§ WHAT YOU SHOULD DO
Look through the records below, and copy out every line that holds the string "平行四边形数".

######

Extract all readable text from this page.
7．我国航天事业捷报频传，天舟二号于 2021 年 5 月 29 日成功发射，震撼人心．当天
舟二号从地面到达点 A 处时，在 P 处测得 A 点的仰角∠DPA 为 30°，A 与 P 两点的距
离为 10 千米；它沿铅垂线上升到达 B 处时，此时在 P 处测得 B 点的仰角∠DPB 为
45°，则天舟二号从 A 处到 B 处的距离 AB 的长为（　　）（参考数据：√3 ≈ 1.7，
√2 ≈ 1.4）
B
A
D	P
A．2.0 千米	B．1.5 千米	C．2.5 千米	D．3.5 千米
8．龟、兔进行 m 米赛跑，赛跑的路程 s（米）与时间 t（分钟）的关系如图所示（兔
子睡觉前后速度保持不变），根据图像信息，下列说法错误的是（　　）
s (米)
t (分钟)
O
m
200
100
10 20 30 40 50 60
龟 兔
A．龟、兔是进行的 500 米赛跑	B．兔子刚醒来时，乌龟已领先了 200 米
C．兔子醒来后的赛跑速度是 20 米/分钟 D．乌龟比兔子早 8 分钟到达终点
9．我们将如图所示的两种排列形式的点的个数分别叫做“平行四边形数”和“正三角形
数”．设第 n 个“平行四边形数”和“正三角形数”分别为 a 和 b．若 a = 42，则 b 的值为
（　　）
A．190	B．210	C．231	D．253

######

§ RESPONSE
9．我们将如图所示的两种排列形式的点的个数分别叫做“平行四边形数”和“正三角形
数”．设第 n 个“平行四边形数”和“正三角形数”分别为 a 和 b．若 a = 42，则 b 的值为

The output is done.